## start PROVIDED RECORDS

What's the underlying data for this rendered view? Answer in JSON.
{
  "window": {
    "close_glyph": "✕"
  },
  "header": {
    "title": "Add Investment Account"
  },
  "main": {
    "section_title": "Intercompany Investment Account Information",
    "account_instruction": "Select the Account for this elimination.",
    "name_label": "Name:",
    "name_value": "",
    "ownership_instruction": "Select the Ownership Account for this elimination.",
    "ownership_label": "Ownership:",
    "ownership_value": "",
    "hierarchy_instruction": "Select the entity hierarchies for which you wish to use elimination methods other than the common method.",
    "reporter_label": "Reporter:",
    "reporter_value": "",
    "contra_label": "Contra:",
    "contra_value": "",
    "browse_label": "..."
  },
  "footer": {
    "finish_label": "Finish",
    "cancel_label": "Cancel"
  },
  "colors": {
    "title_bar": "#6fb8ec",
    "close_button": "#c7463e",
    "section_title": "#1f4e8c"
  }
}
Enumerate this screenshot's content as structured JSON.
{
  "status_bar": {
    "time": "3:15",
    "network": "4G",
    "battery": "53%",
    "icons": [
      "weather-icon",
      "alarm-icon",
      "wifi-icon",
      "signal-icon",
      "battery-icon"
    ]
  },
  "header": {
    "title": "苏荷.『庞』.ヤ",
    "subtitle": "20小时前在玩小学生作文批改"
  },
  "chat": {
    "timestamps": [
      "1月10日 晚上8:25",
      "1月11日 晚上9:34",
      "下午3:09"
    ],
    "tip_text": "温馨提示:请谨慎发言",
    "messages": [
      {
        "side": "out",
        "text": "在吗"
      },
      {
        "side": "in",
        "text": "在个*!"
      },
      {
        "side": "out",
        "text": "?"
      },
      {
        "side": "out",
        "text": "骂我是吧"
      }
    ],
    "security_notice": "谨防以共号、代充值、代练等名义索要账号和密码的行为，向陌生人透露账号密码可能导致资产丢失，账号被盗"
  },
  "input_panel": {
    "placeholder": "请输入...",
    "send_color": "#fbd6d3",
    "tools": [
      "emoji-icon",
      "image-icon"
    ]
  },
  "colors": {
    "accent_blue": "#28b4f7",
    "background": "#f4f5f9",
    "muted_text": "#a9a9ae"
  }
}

## end PROVIDED RECORDS

Using the data above, copy each line that contains "Select".

    "account_instruction": "Select the Account for this elimination.",
    "ownership_instruction": "Select the Ownership Account for this elimination.",
    "hierarchy_instruction": "Select the entity hierarchies for which you wish to use elimination methods other than the common method.",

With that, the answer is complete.